Supplied data -

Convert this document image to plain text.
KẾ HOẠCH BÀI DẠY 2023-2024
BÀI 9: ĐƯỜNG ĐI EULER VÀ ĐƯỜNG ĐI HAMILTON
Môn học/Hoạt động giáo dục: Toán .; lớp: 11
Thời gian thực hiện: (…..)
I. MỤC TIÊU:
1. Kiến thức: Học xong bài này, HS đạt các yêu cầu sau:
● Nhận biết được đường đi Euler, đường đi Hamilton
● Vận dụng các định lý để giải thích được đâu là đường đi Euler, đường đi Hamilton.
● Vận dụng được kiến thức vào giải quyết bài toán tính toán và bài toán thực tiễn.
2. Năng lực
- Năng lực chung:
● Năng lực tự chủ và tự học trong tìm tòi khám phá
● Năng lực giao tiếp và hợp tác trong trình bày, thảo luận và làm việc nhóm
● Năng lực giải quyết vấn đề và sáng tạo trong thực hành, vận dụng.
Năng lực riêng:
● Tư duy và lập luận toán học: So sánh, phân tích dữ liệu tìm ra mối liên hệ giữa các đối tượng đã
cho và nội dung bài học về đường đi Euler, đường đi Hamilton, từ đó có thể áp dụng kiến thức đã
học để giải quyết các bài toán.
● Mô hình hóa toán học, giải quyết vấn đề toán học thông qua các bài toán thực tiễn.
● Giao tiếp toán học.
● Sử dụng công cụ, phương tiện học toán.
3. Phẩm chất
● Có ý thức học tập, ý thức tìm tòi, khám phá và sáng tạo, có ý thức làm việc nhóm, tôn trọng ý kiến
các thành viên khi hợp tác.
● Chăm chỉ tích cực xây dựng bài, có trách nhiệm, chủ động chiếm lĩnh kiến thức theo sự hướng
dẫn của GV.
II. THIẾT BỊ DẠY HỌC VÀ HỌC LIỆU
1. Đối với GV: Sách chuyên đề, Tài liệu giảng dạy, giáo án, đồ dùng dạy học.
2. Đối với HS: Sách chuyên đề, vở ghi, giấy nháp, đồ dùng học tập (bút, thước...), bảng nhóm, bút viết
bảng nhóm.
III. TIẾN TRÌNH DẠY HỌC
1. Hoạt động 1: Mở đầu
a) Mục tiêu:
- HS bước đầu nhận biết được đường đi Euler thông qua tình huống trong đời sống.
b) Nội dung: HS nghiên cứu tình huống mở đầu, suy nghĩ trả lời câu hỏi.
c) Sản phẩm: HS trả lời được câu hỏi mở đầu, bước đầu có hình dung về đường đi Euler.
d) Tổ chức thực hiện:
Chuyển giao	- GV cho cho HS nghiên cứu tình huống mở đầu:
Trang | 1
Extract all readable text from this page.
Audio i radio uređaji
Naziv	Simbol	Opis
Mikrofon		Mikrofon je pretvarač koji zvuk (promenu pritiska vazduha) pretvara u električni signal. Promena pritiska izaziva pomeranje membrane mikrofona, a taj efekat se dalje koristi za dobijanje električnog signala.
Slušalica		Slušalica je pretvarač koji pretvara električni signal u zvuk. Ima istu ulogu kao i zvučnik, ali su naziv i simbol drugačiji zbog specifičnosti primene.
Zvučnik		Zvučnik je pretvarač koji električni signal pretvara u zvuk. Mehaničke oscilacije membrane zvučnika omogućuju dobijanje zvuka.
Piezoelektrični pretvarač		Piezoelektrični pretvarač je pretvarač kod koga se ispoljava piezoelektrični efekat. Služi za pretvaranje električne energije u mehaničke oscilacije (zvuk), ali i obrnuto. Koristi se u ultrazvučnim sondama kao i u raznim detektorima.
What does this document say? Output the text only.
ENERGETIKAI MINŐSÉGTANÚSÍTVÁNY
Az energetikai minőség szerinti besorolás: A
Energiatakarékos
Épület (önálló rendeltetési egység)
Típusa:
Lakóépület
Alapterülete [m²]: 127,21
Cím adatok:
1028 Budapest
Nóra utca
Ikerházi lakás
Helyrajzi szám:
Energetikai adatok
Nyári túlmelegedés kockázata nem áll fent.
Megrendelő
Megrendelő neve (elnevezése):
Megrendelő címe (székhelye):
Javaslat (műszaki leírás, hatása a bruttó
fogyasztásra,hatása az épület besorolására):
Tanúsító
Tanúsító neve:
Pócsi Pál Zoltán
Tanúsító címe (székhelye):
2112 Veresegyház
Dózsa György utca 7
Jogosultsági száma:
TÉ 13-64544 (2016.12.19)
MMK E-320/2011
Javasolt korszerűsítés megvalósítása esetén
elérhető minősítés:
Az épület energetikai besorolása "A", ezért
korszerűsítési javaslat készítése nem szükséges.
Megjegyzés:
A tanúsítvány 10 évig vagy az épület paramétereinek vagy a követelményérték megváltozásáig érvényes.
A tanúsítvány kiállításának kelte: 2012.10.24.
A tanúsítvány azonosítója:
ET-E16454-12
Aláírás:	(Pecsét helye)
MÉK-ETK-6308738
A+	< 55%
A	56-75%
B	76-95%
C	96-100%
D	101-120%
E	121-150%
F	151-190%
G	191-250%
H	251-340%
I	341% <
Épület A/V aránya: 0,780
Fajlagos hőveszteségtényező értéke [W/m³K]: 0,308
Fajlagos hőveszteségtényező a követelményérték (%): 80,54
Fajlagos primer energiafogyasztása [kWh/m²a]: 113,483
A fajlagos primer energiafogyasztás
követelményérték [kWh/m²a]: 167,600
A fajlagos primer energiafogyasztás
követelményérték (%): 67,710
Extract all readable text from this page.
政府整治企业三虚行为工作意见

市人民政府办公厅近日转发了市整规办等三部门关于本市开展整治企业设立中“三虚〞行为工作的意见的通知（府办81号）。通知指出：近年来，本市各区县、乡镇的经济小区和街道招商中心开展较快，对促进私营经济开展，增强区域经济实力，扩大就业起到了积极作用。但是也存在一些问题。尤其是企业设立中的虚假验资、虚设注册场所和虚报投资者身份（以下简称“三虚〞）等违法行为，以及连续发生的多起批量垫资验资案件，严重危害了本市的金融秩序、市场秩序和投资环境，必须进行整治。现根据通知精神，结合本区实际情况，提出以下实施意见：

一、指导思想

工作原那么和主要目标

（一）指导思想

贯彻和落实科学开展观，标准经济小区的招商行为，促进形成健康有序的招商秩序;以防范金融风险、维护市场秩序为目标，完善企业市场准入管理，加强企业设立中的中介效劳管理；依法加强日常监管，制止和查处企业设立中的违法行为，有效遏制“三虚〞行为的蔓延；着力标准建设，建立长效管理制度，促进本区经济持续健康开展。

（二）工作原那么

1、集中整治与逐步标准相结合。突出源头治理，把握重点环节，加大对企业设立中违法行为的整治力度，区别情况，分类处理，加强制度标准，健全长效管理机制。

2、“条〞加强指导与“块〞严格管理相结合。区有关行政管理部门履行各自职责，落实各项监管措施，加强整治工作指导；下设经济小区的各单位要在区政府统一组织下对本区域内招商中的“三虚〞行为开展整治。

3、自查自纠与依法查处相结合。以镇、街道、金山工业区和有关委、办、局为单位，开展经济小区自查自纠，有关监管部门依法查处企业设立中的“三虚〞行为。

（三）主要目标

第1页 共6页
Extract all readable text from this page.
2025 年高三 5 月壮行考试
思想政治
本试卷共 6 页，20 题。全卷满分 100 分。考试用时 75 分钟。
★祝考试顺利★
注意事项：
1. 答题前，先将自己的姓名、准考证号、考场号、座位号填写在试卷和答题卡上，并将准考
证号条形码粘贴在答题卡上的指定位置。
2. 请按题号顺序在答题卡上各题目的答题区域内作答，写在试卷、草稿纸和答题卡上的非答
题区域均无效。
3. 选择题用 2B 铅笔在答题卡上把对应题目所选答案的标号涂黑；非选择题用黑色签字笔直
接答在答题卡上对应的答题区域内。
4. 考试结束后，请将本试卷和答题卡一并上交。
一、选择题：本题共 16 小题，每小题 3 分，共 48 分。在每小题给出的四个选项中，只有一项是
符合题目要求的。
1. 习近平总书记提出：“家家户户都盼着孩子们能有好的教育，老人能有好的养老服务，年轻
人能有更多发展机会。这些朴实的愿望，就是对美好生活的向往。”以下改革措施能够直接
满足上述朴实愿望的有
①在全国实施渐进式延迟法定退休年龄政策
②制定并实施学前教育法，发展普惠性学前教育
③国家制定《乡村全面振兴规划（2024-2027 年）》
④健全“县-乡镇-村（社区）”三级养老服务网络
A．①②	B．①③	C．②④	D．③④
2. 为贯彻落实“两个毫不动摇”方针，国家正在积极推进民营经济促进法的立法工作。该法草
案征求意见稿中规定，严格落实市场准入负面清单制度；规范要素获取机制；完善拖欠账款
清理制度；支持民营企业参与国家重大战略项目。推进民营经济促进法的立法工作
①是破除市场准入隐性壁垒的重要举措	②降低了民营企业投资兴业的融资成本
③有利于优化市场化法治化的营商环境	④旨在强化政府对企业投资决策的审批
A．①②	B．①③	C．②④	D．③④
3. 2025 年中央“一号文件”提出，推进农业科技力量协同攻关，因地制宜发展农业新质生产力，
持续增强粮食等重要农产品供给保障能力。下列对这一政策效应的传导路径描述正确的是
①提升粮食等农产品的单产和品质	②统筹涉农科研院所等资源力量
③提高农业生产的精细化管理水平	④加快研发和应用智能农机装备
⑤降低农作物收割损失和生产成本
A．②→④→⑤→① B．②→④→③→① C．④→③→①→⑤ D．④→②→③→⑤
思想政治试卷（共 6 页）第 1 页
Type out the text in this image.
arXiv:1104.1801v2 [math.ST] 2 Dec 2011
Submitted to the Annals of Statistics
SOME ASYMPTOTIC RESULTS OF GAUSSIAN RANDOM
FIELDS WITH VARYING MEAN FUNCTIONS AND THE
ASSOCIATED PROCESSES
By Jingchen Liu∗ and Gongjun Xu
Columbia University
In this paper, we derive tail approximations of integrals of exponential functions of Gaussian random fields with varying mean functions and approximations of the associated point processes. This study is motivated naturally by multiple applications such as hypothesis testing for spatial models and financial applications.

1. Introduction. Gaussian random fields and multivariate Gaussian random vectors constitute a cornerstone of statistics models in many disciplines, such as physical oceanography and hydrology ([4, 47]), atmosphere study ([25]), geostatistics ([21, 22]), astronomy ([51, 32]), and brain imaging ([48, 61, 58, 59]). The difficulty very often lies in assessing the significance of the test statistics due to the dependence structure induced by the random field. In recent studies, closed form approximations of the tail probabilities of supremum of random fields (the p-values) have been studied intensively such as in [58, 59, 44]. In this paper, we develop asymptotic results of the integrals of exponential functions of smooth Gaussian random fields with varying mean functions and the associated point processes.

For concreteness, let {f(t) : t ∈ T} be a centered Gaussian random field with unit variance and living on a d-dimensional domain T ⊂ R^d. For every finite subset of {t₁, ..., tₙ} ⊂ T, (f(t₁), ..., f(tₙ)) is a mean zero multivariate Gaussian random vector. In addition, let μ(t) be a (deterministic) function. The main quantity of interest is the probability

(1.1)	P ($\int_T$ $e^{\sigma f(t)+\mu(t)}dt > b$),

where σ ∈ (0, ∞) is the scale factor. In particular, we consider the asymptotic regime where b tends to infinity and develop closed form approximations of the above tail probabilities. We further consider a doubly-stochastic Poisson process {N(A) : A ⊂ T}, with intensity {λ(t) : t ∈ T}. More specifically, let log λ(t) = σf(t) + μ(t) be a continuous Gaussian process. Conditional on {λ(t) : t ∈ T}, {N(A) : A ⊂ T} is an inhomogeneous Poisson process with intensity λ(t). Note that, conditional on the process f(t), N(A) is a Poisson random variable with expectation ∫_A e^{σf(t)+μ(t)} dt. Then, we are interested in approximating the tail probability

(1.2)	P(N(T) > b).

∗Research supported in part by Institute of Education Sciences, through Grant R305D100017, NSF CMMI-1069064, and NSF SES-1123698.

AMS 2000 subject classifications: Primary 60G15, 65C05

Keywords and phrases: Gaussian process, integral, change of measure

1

Instructions for the task - Count the lines of the data that contain the string "document", and reply with that number alone.

Result for this task - 2